[PROBLEM STATEMENT] Examine the entries and show every line in which the word "过好每一天" is found.

[MATERIAL FOR THIS EXERCISE]
* * *

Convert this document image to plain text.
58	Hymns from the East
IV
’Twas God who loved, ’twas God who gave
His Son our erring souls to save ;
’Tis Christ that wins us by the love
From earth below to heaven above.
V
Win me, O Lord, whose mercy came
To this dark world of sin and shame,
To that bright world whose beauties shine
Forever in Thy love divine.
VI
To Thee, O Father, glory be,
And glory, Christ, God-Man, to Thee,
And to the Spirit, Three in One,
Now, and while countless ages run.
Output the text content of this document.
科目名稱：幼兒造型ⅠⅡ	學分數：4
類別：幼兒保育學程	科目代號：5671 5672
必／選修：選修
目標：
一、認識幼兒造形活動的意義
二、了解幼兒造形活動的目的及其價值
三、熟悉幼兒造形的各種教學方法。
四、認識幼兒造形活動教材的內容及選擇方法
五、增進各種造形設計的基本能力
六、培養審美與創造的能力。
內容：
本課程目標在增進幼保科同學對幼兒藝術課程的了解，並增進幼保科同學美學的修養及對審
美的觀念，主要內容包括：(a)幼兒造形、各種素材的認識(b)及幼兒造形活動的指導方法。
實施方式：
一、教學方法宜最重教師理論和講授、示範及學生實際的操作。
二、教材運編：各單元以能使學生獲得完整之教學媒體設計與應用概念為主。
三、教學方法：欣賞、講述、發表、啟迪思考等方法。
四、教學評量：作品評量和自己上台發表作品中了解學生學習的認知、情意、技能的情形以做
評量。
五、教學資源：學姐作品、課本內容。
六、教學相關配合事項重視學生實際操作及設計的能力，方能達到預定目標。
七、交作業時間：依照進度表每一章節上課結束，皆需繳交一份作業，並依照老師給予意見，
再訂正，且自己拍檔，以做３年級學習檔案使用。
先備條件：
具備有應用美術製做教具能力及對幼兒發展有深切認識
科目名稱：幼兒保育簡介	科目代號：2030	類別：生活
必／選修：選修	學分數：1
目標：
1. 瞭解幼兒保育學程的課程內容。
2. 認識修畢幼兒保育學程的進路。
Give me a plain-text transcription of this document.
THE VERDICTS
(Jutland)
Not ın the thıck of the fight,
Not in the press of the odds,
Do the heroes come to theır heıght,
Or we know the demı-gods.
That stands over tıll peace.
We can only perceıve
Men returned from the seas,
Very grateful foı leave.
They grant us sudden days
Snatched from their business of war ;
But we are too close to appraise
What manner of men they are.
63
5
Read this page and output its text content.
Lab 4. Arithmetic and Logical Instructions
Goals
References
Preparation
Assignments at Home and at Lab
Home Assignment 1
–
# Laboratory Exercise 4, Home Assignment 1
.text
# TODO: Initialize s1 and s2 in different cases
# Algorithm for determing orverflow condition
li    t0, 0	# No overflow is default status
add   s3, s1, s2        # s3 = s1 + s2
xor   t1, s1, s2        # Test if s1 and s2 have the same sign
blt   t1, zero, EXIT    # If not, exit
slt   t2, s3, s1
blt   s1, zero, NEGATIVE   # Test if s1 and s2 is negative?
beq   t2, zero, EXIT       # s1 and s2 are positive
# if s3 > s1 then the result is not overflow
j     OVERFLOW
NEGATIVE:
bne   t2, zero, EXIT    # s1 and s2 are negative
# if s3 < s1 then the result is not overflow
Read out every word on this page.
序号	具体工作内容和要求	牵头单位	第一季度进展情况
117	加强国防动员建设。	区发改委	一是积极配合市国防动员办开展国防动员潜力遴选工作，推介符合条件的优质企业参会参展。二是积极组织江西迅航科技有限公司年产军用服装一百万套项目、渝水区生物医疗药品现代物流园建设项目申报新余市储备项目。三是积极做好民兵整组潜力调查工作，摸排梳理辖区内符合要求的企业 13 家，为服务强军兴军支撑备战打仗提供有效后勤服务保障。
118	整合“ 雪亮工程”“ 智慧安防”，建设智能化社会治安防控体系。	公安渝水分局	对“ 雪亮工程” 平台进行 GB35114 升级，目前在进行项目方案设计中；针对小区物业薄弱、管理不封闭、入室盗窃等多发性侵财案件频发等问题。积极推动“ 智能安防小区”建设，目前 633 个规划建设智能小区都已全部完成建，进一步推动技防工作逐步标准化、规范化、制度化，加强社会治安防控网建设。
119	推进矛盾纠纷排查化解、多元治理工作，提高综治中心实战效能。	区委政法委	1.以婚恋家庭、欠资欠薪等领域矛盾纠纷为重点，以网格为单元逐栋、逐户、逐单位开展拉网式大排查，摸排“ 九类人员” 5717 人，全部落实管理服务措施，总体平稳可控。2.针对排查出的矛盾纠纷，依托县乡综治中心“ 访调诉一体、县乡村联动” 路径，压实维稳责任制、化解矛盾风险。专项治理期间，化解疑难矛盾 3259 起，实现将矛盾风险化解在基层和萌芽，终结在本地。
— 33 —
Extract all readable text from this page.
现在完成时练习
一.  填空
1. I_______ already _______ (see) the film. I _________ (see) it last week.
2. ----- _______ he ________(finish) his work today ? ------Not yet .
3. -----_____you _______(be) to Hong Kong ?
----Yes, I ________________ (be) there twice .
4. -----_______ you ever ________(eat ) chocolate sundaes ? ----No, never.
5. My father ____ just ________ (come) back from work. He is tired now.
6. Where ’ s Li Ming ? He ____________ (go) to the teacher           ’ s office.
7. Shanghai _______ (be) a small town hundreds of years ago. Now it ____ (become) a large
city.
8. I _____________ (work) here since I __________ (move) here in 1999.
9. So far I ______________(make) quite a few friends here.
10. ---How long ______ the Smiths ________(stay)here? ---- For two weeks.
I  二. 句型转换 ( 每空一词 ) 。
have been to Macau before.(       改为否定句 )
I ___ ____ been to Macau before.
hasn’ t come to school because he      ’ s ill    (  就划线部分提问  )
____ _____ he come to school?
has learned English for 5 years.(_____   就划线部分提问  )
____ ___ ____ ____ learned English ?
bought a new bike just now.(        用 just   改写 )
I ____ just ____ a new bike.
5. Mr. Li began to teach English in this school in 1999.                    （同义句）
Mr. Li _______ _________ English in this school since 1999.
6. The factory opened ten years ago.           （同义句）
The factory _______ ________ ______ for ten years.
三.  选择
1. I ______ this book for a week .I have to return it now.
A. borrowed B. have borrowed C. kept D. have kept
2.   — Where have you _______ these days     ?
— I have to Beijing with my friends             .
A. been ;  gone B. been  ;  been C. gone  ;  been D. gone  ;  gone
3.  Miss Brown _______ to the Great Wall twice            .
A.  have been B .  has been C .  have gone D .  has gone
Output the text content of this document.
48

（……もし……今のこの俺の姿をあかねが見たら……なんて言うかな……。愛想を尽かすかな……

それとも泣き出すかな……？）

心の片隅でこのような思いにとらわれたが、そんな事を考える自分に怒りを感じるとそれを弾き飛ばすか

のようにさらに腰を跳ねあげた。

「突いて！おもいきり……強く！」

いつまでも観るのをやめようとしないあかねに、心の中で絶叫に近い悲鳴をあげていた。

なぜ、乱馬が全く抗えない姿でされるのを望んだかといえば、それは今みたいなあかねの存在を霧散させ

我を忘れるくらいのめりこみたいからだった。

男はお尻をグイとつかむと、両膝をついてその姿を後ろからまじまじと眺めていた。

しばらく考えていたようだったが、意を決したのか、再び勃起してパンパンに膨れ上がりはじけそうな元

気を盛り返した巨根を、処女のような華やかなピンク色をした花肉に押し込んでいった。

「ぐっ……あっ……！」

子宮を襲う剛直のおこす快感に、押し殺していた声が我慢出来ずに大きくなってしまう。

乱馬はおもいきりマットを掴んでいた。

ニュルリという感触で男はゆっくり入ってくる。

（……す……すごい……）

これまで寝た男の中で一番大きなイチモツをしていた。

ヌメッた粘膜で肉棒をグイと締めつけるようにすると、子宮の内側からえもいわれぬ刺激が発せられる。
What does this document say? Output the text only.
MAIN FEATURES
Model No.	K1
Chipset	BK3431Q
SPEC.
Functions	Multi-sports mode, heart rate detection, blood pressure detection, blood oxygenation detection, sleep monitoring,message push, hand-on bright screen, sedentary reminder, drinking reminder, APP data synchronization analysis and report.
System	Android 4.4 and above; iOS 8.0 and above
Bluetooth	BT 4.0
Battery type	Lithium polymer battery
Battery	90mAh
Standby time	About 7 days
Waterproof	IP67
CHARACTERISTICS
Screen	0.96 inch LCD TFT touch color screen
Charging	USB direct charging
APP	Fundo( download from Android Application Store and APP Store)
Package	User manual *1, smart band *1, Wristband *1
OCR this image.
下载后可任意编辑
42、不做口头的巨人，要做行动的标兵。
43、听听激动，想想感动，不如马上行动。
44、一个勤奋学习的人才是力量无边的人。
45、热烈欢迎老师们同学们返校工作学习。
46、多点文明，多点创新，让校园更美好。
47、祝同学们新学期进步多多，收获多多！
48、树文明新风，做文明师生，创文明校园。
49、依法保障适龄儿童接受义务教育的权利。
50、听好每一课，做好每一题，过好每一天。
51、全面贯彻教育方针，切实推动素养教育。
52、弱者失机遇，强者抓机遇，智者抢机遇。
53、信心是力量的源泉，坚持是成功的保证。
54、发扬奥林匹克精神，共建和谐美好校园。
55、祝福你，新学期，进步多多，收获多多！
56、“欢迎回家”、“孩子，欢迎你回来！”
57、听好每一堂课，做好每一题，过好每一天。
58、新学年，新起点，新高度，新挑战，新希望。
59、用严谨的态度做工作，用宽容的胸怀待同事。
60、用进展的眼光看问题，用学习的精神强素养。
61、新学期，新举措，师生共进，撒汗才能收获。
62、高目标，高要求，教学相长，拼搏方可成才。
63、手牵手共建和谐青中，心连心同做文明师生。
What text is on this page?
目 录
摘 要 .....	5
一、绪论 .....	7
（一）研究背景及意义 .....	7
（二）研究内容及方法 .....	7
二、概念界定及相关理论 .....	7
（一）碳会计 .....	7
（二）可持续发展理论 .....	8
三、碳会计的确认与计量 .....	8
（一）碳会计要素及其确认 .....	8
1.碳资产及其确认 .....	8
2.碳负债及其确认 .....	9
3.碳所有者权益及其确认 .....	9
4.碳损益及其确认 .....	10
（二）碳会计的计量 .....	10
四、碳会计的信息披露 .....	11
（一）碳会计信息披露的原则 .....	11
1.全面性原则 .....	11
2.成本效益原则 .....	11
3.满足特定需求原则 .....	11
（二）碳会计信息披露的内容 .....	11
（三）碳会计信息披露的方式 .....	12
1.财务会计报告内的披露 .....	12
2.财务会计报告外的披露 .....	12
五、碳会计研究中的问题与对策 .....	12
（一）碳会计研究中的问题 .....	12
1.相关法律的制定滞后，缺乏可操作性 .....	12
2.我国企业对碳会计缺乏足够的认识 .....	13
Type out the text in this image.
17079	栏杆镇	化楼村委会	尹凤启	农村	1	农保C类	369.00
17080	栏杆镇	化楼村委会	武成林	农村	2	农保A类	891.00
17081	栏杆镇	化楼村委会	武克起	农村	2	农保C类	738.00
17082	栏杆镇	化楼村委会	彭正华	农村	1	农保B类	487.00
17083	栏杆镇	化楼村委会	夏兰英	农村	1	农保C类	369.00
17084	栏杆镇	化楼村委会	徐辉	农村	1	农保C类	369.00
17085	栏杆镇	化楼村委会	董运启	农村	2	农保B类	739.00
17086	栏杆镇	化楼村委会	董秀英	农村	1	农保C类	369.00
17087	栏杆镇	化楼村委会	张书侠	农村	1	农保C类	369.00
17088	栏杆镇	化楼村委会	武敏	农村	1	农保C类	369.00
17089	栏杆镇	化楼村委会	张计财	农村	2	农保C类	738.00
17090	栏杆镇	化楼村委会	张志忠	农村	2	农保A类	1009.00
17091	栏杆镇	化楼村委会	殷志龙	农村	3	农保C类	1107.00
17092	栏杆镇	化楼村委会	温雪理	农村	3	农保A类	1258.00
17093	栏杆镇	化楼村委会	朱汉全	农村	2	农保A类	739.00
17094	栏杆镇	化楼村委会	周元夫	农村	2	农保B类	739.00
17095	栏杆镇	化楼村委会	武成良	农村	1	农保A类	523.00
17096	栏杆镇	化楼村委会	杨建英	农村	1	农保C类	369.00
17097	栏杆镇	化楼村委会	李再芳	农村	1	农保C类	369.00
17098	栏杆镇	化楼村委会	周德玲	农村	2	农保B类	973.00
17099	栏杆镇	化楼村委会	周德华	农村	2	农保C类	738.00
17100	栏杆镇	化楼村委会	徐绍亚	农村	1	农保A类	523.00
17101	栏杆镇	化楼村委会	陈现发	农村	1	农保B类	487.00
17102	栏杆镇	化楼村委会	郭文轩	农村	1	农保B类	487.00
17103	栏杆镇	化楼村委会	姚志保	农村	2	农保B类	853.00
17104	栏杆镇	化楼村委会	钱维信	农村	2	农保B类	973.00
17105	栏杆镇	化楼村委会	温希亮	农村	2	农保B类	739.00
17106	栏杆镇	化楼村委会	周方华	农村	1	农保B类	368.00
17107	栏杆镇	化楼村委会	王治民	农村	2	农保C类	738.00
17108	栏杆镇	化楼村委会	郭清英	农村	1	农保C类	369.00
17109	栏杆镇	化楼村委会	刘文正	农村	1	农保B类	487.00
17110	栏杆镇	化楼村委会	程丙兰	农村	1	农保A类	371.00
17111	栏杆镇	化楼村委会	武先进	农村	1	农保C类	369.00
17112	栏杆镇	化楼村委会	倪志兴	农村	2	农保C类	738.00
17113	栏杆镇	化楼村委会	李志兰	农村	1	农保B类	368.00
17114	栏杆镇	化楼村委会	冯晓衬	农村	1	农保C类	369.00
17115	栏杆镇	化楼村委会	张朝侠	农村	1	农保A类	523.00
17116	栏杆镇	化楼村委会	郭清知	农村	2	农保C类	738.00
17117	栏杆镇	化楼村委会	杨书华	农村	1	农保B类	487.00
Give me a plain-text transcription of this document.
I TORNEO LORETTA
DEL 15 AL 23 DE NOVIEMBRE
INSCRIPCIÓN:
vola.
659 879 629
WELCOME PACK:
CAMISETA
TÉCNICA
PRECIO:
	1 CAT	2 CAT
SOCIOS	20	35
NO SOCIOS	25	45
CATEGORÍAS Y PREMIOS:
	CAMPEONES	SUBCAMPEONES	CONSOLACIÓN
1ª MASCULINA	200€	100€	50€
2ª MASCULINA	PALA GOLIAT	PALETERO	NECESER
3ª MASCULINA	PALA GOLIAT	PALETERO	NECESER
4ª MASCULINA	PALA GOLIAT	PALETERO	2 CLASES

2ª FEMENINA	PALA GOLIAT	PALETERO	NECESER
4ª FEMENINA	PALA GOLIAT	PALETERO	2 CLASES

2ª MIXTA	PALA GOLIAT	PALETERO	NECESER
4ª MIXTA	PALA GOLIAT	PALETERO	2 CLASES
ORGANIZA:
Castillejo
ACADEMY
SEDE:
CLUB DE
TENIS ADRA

* * *

[WRITTEN ANSWER]
50、听好每一课，做好每一题，过好每一天。
57、听好每一堂课，做好每一题，过好每一天。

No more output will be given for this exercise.